• Objective
Identify the lines that contain the string "partly" and copy all of them.

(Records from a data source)
● ● ● ●
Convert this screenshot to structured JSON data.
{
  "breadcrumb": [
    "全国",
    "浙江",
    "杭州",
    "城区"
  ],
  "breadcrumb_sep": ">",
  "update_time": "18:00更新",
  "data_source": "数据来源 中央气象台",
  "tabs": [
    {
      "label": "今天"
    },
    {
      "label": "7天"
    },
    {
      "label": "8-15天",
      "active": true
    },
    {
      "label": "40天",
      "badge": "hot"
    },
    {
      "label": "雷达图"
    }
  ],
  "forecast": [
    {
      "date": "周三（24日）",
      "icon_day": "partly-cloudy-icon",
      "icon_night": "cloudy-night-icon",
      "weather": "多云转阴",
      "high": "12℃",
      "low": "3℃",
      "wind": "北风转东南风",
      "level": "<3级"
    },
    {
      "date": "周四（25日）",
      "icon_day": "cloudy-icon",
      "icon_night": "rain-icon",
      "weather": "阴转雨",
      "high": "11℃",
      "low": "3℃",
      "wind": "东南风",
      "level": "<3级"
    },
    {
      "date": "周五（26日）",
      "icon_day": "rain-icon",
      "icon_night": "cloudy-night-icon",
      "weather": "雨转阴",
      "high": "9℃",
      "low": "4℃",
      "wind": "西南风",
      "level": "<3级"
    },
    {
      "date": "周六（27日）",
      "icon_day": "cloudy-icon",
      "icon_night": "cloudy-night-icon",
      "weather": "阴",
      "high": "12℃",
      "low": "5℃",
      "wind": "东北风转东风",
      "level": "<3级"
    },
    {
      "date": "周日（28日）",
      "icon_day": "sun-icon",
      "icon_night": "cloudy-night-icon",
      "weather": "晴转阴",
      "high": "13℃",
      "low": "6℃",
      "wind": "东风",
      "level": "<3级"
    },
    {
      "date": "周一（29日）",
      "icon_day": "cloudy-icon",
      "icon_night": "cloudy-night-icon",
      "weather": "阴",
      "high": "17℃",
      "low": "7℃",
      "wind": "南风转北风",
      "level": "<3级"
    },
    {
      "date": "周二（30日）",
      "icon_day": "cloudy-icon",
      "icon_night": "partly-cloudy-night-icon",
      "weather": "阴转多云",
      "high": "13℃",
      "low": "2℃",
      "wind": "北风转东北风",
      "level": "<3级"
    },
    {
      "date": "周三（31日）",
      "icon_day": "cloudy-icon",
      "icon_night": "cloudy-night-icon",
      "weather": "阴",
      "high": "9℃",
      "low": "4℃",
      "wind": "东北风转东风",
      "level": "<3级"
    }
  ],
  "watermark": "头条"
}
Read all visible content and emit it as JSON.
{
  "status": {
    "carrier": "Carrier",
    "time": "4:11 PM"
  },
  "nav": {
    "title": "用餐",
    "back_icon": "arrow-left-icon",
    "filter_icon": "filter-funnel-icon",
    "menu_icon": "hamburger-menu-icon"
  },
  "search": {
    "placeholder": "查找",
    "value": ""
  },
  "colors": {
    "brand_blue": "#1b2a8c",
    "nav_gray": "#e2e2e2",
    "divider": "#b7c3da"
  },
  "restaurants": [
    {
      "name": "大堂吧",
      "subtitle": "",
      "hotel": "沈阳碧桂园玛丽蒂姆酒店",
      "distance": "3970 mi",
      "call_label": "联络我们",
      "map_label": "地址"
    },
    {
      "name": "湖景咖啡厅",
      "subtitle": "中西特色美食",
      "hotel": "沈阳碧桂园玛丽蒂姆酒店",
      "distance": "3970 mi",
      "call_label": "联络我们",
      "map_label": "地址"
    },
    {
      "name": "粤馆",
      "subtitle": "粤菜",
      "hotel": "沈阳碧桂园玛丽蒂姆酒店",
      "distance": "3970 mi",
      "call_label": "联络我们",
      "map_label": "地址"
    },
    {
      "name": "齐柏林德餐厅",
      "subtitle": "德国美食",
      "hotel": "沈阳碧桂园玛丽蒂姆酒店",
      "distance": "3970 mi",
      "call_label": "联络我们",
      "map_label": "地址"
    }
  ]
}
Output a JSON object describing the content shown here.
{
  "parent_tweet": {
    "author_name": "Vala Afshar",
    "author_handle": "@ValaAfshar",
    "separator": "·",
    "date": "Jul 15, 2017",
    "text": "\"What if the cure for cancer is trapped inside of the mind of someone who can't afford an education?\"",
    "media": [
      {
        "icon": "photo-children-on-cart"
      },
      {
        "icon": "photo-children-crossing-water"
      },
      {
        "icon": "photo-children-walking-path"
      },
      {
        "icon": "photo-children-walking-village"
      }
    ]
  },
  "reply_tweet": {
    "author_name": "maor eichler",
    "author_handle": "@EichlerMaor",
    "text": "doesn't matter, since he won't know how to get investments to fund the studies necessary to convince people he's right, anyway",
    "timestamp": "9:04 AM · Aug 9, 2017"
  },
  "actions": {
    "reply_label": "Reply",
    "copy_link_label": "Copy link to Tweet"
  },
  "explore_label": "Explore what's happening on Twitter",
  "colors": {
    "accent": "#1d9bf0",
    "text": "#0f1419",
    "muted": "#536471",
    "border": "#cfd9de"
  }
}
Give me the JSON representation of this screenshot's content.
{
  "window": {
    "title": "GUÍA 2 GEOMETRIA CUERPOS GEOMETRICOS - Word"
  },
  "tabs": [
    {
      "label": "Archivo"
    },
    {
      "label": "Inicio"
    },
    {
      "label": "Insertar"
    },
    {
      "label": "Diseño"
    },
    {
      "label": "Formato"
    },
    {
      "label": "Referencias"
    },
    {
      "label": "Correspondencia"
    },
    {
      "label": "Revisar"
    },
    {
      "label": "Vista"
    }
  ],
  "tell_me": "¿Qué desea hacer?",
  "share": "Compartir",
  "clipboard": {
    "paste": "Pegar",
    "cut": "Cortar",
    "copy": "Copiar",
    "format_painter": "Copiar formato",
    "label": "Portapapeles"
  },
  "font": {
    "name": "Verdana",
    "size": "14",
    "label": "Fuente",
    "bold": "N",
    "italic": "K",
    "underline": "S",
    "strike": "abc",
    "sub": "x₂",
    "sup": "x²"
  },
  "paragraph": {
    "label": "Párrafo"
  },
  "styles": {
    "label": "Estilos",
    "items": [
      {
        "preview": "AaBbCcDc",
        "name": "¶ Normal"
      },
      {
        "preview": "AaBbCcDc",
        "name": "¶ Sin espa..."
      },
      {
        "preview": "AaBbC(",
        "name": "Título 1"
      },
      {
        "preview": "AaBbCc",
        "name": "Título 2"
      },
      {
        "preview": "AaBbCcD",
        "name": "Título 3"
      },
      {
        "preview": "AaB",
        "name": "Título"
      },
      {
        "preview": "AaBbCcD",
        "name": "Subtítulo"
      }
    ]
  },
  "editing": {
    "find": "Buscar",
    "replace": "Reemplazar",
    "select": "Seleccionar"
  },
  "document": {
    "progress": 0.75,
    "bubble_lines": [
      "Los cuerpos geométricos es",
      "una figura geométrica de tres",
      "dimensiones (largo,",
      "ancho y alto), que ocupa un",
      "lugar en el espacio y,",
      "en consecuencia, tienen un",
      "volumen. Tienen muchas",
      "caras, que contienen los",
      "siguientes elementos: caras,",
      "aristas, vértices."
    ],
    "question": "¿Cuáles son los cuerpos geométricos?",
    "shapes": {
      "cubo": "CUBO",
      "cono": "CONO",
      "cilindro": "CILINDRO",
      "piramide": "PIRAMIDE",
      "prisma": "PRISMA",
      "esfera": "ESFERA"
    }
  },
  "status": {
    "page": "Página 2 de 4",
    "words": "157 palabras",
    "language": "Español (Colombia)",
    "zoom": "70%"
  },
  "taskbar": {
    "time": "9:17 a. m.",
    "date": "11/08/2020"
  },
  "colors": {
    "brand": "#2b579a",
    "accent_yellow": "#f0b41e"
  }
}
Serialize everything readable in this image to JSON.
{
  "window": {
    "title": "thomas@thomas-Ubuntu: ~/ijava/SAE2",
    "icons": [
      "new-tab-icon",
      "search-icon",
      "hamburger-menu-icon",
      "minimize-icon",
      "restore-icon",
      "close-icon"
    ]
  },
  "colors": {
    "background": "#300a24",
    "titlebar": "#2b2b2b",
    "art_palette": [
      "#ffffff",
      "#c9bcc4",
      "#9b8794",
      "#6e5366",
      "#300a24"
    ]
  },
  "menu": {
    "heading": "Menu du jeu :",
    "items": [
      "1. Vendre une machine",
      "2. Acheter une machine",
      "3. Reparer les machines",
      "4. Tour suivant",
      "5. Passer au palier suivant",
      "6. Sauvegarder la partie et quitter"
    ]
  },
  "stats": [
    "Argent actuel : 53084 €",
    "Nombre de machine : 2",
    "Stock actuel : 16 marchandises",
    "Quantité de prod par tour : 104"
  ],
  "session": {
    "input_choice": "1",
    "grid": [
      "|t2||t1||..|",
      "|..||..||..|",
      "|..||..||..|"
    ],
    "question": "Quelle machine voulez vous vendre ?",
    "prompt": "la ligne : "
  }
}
● ● ● ●
• Result of this task
      "icon_day": "partly-cloudy-icon",
      "icon_night": "partly-cloudy-night-icon",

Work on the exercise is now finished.